>>>
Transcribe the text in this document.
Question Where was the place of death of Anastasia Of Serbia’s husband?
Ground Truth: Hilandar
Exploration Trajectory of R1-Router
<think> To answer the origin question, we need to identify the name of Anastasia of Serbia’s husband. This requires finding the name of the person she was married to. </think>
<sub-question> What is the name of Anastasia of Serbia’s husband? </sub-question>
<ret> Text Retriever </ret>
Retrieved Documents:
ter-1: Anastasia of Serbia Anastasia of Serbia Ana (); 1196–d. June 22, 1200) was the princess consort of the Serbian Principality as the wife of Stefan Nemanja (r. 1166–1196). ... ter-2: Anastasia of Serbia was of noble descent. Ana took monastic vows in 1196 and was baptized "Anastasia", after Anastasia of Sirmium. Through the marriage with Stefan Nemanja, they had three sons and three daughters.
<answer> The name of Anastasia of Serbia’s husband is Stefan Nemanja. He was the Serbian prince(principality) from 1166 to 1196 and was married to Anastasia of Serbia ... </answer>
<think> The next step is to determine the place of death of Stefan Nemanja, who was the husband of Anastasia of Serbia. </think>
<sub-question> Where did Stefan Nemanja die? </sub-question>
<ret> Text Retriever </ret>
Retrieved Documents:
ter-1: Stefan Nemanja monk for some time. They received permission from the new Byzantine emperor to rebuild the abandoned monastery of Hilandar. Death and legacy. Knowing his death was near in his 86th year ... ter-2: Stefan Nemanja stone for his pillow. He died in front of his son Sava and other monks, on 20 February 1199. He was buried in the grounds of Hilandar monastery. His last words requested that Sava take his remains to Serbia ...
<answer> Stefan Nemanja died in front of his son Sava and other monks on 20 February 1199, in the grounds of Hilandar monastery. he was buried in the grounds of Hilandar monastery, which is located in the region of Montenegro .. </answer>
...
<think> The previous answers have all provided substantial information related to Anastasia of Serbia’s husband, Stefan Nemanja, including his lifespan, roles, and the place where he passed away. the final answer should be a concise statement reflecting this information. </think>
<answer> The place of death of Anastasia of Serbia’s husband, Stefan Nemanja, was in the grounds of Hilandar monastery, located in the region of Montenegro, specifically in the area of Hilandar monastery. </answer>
<<<
PROBLEM TO WORK ON: From the entries above, copy every line containing the word "married".

RESPONSE TO THE EXERCISE:
<think> To answer the origin question, we need to identify the name of Anastasia of Serbia’s husband. This requires finding the name of the person she was married to. </think>
<answer> The name of Anastasia of Serbia’s husband is Stefan Nemanja. He was the Serbian prince(principality) from 1166 to 1196 and was married to Anastasia of Serbia ... </answer>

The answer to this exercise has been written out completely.